■ Written problem
Copy the material below without changes, from its first line through the line that contains "y-tick-label: 600 xyxy=(121,632,145,648)", including that line.

■ Material shown
»»

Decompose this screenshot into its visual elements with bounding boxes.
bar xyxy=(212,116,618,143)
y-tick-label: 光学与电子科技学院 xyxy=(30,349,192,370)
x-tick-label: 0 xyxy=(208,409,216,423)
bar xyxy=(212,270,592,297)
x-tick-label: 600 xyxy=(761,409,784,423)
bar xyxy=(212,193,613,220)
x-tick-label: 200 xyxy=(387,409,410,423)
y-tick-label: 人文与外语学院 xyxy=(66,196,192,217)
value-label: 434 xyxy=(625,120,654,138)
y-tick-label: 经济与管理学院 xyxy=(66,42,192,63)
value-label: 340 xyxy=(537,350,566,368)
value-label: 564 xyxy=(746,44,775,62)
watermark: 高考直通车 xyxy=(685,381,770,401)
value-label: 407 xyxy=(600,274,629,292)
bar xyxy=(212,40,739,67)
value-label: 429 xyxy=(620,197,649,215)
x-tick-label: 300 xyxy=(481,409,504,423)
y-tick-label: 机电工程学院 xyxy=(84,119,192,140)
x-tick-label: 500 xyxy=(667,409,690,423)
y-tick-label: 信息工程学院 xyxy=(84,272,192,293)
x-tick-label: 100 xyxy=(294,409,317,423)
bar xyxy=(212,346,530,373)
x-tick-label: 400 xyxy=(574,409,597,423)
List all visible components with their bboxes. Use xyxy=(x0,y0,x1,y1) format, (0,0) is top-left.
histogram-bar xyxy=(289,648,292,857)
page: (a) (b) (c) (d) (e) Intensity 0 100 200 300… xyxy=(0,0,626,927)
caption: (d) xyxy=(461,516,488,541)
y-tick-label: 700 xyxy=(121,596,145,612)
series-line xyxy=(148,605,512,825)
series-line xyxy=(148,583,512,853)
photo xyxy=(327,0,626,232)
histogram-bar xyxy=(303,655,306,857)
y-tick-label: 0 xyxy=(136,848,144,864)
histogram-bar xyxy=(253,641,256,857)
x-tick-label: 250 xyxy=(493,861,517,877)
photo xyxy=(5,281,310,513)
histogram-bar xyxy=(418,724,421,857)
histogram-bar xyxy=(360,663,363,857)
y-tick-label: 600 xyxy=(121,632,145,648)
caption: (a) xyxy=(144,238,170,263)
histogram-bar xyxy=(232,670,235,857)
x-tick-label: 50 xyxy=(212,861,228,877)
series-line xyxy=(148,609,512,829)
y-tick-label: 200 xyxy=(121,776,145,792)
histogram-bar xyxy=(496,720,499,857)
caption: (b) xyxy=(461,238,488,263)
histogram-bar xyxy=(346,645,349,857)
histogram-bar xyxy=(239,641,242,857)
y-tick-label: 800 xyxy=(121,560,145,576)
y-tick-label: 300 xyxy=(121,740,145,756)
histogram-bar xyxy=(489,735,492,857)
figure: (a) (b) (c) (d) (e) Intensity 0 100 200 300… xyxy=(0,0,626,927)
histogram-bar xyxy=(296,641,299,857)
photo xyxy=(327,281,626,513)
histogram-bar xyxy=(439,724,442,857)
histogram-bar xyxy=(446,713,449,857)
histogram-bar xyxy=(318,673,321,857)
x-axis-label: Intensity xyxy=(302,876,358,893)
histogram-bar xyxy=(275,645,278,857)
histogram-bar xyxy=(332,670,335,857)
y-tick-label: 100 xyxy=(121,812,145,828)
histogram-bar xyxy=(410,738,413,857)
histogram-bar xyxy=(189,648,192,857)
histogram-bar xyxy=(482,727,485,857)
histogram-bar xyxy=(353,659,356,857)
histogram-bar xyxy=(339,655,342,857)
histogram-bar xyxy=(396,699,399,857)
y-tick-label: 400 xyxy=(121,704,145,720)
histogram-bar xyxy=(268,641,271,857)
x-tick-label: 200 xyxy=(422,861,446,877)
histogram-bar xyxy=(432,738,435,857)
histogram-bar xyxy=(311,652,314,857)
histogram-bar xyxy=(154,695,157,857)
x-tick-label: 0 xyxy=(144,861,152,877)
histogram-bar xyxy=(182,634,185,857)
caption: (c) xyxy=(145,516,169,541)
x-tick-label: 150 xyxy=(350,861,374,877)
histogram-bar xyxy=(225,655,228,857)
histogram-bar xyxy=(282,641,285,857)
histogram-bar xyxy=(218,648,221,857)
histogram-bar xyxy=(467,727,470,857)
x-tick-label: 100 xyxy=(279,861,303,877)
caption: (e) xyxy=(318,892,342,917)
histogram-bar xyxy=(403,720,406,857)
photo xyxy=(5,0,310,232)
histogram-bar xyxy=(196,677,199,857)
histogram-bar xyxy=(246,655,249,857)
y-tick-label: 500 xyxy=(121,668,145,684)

««

■ Response for this exercise
Decompose this screenshot into its visual elements with bounding boxes.
bar xyxy=(212,116,618,143)
y-tick-label: 光学与电子科技学院 xyxy=(30,349,192,370)
x-tick-label: 0 xyxy=(208,409,216,423)
bar xyxy=(212,270,592,297)
x-tick-label: 600 xyxy=(761,409,784,423)
bar xyxy=(212,193,613,220)
x-tick-label: 200 xyxy=(387,409,410,423)
y-tick-label: 人文与外语学院 xyxy=(66,196,192,217)
value-label: 434 xyxy=(625,120,654,138)
y-tick-label: 经济与管理学院 xyxy=(66,42,192,63)
value-label: 340 xyxy=(537,350,566,368)
value-label: 564 xyxy=(746,44,775,62)
watermark: 高考直通车 xyxy=(685,381,770,401)
value-label: 407 xyxy=(600,274,629,292)
bar xyxy=(212,40,739,67)
value-label: 429 xyxy=(620,197,649,215)
x-tick-label: 300 xyxy=(481,409,504,423)
y-tick-label: 机电工程学院 xyxy=(84,119,192,140)
x-tick-label: 500 xyxy=(667,409,690,423)
y-tick-label: 信息工程学院 xyxy=(84,272,192,293)
x-tick-label: 100 xyxy=(294,409,317,423)
bar xyxy=(212,346,530,373)
x-tick-label: 400 xyxy=(574,409,597,423)
List all visible components with their bboxes. Use xyxy=(x0,y0,x1,y1) format, (0,0) is top-left.
histogram-bar xyxy=(289,648,292,857)
page: (a) (b) (c) (d) (e) Intensity 0 100 200 300… xyxy=(0,0,626,927)
caption: (d) xyxy=(461,516,488,541)
y-tick-label: 700 xyxy=(121,596,145,612)
series-line xyxy=(148,605,512,825)
series-line xyxy=(148,583,512,853)
photo xyxy=(327,0,626,232)
histogram-bar xyxy=(303,655,306,857)
y-tick-label: 0 xyxy=(136,848,144,864)
histogram-bar xyxy=(253,641,256,857)
x-tick-label: 250 xyxy=(493,861,517,877)
photo xyxy=(5,281,310,513)
histogram-bar xyxy=(418,724,421,857)
histogram-bar xyxy=(360,663,363,857)
y-tick-label: 600 xyxy=(121,632,145,648)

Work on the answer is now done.